Transthesis

Feb 03 2010

Genocide/Ethnocide: MGT

In “A View of Japan through Japanese Art,” Peter Drucker’s impression of the cultural dynamics of Japan is problematic, in his parsing of elements within the composition of Japanese social topology. It is not that Drucker parses. It is to what end.

The contradictions go unresolved, which – recalling Lao Tzu – might seem to indicate truth. However, lack of literary resolution can be used as a literary device to imply truth, where it is and where it is not.

Hypothetical scenario is another device of literary projection. Let us imagine Daruma, the enlightened foreigner with no limbs, meditating on a Tokyo sidewalk.

What would be his fate? In a 1996 New York Times article (Kristof, “Outcast Status Worsens Pain of Japan’s Disabled”): “Japan lacks any law prohibiting discrimination against the handicapped, although advocates for the disabled are trying to change that;” And “The idea was that if you’re born deformed, you should be concealed as much as possible;” “…that view still survives in some households.”

Although the subsequent decade has produced some changes, Daruma would still likely experience tremendous prejudice in Japan, as a handicapped person.

- **RECORDS PROVIDED**
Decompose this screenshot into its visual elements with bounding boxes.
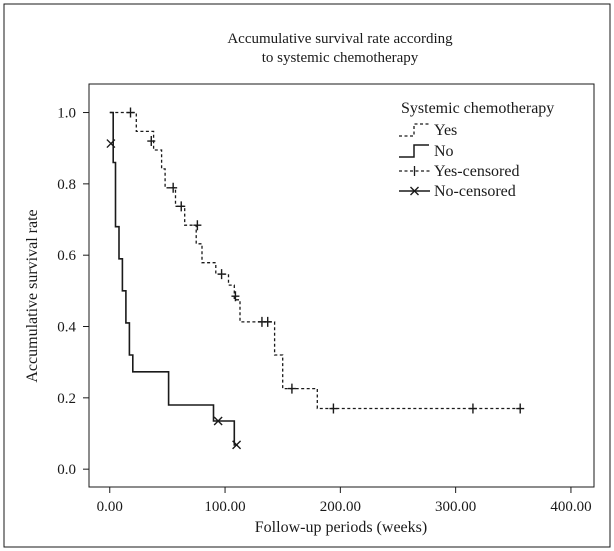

--

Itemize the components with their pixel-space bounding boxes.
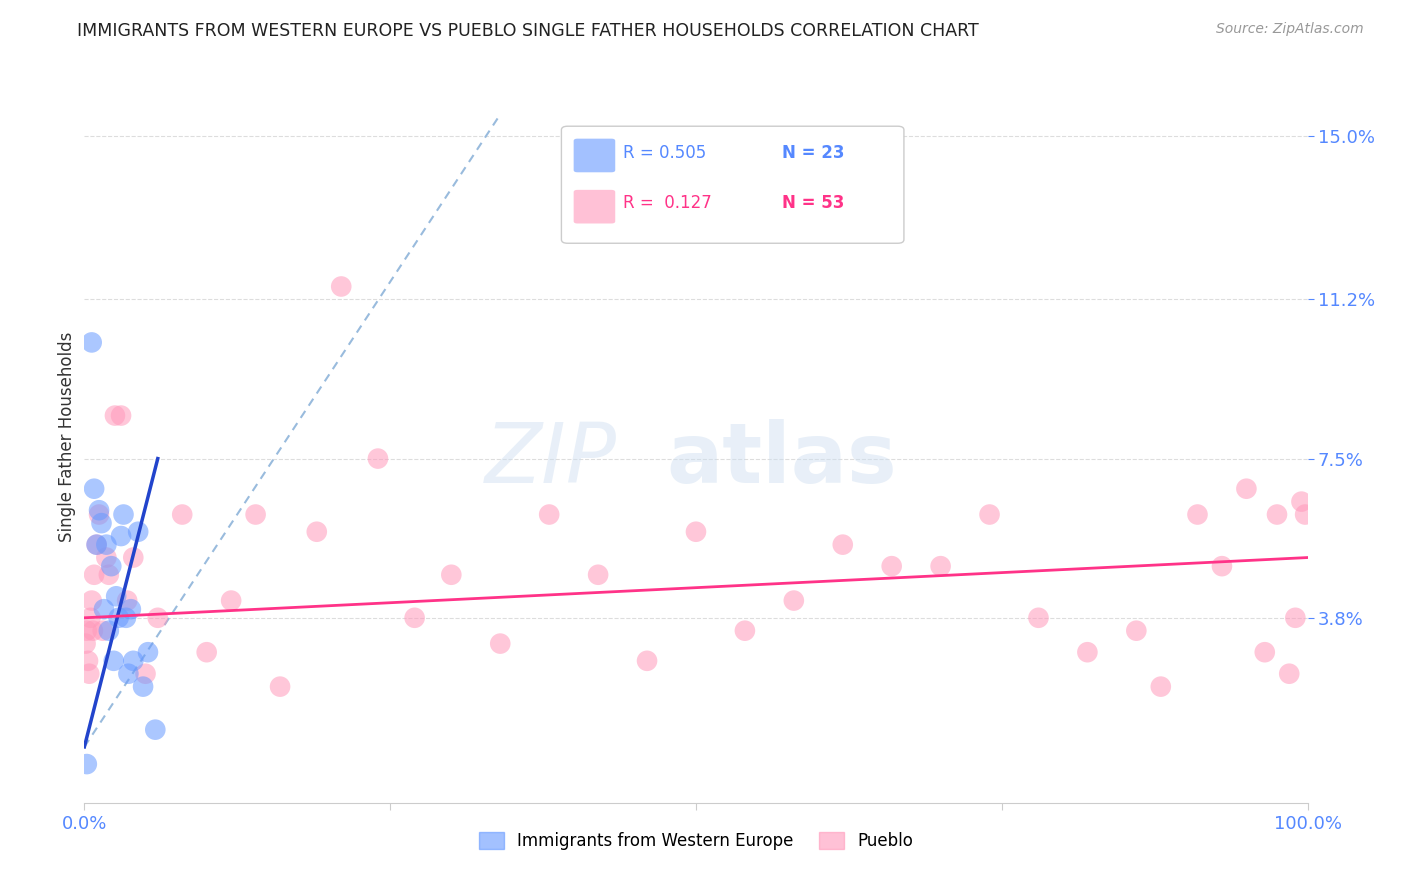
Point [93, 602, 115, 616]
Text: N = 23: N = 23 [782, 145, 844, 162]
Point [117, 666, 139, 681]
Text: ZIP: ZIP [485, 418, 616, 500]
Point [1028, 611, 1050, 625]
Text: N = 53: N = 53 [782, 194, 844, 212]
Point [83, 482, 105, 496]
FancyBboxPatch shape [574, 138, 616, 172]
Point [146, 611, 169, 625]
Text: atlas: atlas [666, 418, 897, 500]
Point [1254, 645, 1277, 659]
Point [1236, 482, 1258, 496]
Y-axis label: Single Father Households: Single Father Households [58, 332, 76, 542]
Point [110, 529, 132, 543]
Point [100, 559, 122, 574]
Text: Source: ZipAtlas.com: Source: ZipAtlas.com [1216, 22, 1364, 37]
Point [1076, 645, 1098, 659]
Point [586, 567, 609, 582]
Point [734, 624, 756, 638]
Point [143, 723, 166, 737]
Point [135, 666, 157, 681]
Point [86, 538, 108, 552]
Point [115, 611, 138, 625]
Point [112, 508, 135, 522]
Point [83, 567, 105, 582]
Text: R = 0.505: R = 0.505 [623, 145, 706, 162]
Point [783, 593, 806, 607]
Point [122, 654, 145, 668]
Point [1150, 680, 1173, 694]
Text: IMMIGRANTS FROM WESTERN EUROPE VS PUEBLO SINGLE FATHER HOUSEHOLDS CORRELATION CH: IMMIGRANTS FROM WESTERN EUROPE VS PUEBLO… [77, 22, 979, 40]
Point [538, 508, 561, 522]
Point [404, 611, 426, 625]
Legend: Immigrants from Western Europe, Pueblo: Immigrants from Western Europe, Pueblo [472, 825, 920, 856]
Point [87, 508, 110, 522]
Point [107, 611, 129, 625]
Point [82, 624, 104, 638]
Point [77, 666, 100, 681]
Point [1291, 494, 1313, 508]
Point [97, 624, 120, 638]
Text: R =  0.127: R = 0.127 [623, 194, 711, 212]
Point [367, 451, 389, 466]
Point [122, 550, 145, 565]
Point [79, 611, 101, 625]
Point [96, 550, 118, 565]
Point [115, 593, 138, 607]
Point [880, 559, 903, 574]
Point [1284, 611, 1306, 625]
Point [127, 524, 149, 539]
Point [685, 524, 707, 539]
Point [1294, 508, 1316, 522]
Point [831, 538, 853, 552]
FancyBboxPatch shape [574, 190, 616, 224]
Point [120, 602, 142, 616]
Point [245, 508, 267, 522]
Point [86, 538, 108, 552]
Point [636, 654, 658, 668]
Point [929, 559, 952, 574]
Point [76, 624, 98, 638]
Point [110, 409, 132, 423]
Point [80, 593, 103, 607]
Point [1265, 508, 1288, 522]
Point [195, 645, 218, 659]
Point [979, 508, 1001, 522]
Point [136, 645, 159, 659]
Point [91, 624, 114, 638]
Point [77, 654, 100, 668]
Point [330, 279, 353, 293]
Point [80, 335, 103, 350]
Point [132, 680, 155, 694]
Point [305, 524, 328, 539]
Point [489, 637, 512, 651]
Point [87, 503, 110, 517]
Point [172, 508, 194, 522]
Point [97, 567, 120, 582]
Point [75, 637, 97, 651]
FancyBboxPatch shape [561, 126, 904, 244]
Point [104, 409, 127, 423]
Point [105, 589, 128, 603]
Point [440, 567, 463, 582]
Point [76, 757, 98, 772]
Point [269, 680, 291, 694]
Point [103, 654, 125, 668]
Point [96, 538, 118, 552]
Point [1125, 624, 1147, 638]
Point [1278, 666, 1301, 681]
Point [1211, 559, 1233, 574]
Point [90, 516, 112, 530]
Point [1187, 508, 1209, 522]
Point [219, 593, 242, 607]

- **TASK 1**
Answer these questions from the Transthesis post:
(a) What is the title of Peter Drucker's piece that the post discusses?
(b) Which thinker does the post recall in connection with unresolved contradictions?
(c) In what year was the New York Times article quoted in the post published?
- **TASK 2**
Resume the Transthesis post after its final sentence and extend it with a few more paragraphs.

- **RESULT 1**
(a) "A View of Japan through Japanese Art"
(b) Lao Tzu
(c) 1996

- **RESULT 2**
The social topology of Japan, as we have noted, is infused with Bushido. The warrior way of Bushido has little tolerance for infirmity or weakness.

“The samurai of thirty years ago had behind him a thousand years of training in the law of honor, obedience, duty, and self-sacrifice….. It was not needed to create or establish them. As a child he had but to be instructed, as indeed he was from his earliest years, in the etiquette of self-immolation. The fine instinct of honor demanding it was in the very blood…” [1896, Feudal and Modern Japan (May)]

In his essay, Drucker asks, “Is it still possible for Japan to encapsulate and transmute into Japan-ness the foreign, the non-Japanese, culture, behavior, ethics, and even aesthetics?” It seems the answer is: Yes, selectively.

For instance, when the Germans introduced Japan to the concept of eugenics, the Japanese were topologically prepared to embrace it. In this instance Japan is indeed conceptual. The mutual consequences of this West-East cultural exchange are not definitively calculable. What can be said about it is that in the aftermath, both countries embarked on campaigns of brutal conquest, and both conducted crimes against humanity, including forced eugenics on innocents. Both enthusiastically pursued programs of racial perfection through combined scientific, military, economic, aesthetic, philosophical, political and social means. Japan and Germany were monsters.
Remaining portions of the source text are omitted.